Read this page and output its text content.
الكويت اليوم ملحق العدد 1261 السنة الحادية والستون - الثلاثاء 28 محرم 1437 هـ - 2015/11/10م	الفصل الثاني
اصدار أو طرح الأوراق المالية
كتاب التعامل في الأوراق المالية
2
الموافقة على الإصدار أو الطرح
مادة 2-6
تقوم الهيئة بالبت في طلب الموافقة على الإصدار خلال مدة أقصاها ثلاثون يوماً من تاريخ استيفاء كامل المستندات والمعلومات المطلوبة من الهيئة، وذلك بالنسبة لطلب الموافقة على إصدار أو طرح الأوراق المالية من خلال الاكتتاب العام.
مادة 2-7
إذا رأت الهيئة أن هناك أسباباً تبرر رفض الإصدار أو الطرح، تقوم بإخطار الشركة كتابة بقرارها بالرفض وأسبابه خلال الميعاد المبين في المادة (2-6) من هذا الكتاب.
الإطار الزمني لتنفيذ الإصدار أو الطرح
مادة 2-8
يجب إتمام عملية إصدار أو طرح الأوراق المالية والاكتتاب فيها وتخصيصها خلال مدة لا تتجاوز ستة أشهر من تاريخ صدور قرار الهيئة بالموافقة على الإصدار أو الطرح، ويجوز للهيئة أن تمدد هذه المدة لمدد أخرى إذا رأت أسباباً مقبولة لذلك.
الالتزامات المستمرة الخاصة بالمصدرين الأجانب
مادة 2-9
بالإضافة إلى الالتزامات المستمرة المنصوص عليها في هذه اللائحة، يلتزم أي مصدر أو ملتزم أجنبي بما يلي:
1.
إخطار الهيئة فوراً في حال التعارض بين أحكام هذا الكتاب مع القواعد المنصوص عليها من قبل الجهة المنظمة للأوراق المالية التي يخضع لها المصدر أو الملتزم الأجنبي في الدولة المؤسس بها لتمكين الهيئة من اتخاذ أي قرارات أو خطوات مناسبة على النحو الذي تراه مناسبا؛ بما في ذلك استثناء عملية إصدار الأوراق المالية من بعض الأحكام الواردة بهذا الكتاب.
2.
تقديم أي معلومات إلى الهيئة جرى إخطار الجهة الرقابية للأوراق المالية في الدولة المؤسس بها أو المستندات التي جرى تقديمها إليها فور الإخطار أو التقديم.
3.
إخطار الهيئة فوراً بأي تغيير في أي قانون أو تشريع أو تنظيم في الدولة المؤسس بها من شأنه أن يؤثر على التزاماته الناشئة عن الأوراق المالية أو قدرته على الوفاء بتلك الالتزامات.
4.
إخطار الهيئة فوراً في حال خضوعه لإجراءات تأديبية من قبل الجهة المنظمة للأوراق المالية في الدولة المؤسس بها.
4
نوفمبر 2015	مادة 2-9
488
-*-*-
— Instructions for the task —
All of the data needs to be printed once more, exactly.

— Response for this exercise —
Read this page and output its text content.
الكويت اليوم ملحق العدد 1261 السنة الحادية والستون - الثلاثاء 28 محرم 1437 هـ - 2015/11/10م	الفصل الثاني
اصدار أو طرح الأوراق المالية
كتاب التعامل في الأوراق المالية
2
الموافقة على الإصدار أو الطرح
مادة 2-6
تقوم الهيئة بالبت في طلب الموافقة على الإصدار خلال مدة أقصاها ثلاثون يوماً من تاريخ استيفاء كامل المستندات والمعلومات المطلوبة من الهيئة، وذلك بالنسبة لطلب الموافقة على إصدار أو طرح الأوراق المالية من خلال الاكتتاب العام.
مادة 2-7
إذا رأت الهيئة أن هناك أسباباً تبرر رفض الإصدار أو الطرح، تقوم بإخطار الشركة كتابة بقرارها بالرفض وأسبابه خلال الميعاد المبين في المادة (2-6) من هذا الكتاب.
الإطار الزمني لتنفيذ الإصدار أو الطرح
مادة 2-8
يجب إتمام عملية إصدار أو طرح الأوراق المالية والاكتتاب فيها وتخصيصها خلال مدة لا تتجاوز ستة أشهر من تاريخ صدور قرار الهيئة بالموافقة على الإصدار أو الطرح، ويجوز للهيئة أن تمدد هذه المدة لمدد أخرى إذا رأت أسباباً مقبولة لذلك.
الالتزامات المستمرة الخاصة بالمصدرين الأجانب
مادة 2-9
بالإضافة إلى الالتزامات المستمرة المنصوص عليها في هذه اللائحة، يلتزم أي مصدر أو ملتزم أجنبي بما يلي:
1.
إخطار الهيئة فوراً في حال التعارض بين أحكام هذا الكتاب مع القواعد المنصوص عليها من قبل الجهة المنظمة للأوراق المالية التي يخضع لها المصدر أو الملتزم الأجنبي في الدولة المؤسس بها لتمكين الهيئة من اتخاذ أي قرارات أو خطوات مناسبة على النحو الذي تراه مناسبا؛ بما في ذلك استثناء عملية إصدار الأوراق المالية من بعض الأحكام الواردة بهذا الكتاب.
2.
تقديم أي معلومات إلى الهيئة جرى إخطار الجهة الرقابية للأوراق المالية في الدولة المؤسس بها أو المستندات التي جرى تقديمها إليها فور الإخطار أو التقديم.
3.
إخطار الهيئة فوراً بأي تغيير في أي قانون أو تشريع أو تنظيم في الدولة المؤسس بها من شأنه أن يؤثر على التزاماته الناشئة عن الأوراق المالية أو قدرته على الوفاء بتلك الالتزامات.
4.
إخطار الهيئة فوراً في حال خضوعه لإجراءات تأديبية من قبل الجهة المنظمة للأوراق المالية في الدولة المؤسس بها.
4
نوفمبر 2015	مادة 2-9
488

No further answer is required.